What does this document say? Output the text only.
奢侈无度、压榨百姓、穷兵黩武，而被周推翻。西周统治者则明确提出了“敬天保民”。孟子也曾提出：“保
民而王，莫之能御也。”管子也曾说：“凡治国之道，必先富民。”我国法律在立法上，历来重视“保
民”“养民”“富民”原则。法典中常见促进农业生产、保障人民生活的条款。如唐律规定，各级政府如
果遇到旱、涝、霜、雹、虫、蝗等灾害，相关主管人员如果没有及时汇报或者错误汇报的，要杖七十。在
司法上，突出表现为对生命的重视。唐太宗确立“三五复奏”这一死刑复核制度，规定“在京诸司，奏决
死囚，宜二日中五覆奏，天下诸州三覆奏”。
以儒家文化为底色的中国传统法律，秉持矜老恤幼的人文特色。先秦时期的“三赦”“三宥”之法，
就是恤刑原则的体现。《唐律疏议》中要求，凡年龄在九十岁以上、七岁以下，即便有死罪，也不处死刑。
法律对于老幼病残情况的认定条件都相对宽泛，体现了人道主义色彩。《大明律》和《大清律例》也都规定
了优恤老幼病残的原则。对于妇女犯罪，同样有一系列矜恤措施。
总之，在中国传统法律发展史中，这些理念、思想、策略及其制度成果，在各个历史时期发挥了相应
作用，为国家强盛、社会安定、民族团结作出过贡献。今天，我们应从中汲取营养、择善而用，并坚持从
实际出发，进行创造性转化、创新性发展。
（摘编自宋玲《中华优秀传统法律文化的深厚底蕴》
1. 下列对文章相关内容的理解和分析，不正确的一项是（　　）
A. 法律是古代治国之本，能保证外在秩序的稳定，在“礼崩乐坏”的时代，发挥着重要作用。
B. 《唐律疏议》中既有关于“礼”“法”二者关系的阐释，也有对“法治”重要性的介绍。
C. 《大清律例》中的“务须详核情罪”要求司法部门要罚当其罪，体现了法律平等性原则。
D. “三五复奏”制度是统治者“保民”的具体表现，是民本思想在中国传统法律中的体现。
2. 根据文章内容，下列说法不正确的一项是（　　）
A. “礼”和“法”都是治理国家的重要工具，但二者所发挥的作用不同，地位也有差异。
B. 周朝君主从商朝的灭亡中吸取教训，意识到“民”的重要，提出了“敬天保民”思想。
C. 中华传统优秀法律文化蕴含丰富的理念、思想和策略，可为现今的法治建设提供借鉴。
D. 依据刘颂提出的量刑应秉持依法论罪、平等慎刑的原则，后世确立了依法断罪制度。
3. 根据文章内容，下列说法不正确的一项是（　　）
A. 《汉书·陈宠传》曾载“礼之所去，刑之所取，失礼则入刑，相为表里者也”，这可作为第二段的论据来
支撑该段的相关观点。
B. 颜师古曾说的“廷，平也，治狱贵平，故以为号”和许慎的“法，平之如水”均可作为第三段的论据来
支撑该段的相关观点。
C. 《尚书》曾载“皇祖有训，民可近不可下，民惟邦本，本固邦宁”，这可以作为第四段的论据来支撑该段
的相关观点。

★ ★ ★ ★ ★ ★ ★

__Stated exercise__
Repeat the material above in full, exactly as it stands.

__Right answer__
What does this document say? Output the text only.
奢侈无度、压榨百姓、穷兵黩武，而被周推翻。西周统治者则明确提出了“敬天保民”。孟子也曾提出：“保
民而王，莫之能御也。”管子也曾说：“凡治国之道，必先富民。”我国法律在立法上，历来重视“保
民”“养民”“富民”原则。法典中常见促进农业生产、保障人民生活的条款。如唐律规定，各级政府如
果遇到旱、涝、霜、雹、虫、蝗等灾害，相关主管人员如果没有及时汇报或者错误汇报的，要杖七十。在
司法上，突出表现为对生命的重视。唐太宗确立“三五复奏”这一死刑复核制度，规定“在京诸司，奏决
死囚，宜二日中五覆奏，天下诸州三覆奏”。
以儒家文化为底色的中国传统法律，秉持矜老恤幼的人文特色。先秦时期的“三赦”“三宥”之法，
就是恤刑原则的体现。《唐律疏议》中要求，凡年龄在九十岁以上、七岁以下，即便有死罪，也不处死刑。
法律对于老幼病残情况的认定条件都相对宽泛，体现了人道主义色彩。《大明律》和《大清律例》也都规定
了优恤老幼病残的原则。对于妇女犯罪，同样有一系列矜恤措施。
总之，在中国传统法律发展史中，这些理念、思想、策略及其制度成果，在各个历史时期发挥了相应
作用，为国家强盛、社会安定、民族团结作出过贡献。今天，我们应从中汲取营养、择善而用，并坚持从
实际出发，进行创造性转化、创新性发展。
（摘编自宋玲《中华优秀传统法律文化的深厚底蕴》
1. 下列对文章相关内容的理解和分析，不正确的一项是（　　）
A. 法律是古代治国之本，能保证外在秩序的稳定，在“礼崩乐坏”的时代，发挥着重要作用。
B. 《唐律疏议》中既有关于“礼”“法”二者关系的阐释，也有对“法治”重要性的介绍。
C. 《大清律例》中的“务须详核情罪”要求司法部门要罚当其罪，体现了法律平等性原则。
D. “三五复奏”制度是统治者“保民”的具体表现，是民本思想在中国传统法律中的体现。
2. 根据文章内容，下列说法不正确的一项是（　　）
A. “礼”和“法”都是治理国家的重要工具，但二者所发挥的作用不同，地位也有差异。
B. 周朝君主从商朝的灭亡中吸取教训，意识到“民”的重要，提出了“敬天保民”思想。
C. 中华传统优秀法律文化蕴含丰富的理念、思想和策略，可为现今的法治建设提供借鉴。
D. 依据刘颂提出的量刑应秉持依法论罪、平等慎刑的原则，后世确立了依法断罪制度。
3. 根据文章内容，下列说法不正确的一项是（　　）
A. 《汉书·陈宠传》曾载“礼之所去，刑之所取，失礼则入刑，相为表里者也”，这可作为第二段的论据来
支撑该段的相关观点。
B. 颜师古曾说的“廷，平也，治狱贵平，故以为号”和许慎的“法，平之如水”均可作为第三段的论据来
支撑该段的相关观点。
C. 《尚书》曾载“皇祖有训，民可近不可下，民惟邦本，本固邦宁”，这可以作为第四段的论据来支撑该段
的相关观点。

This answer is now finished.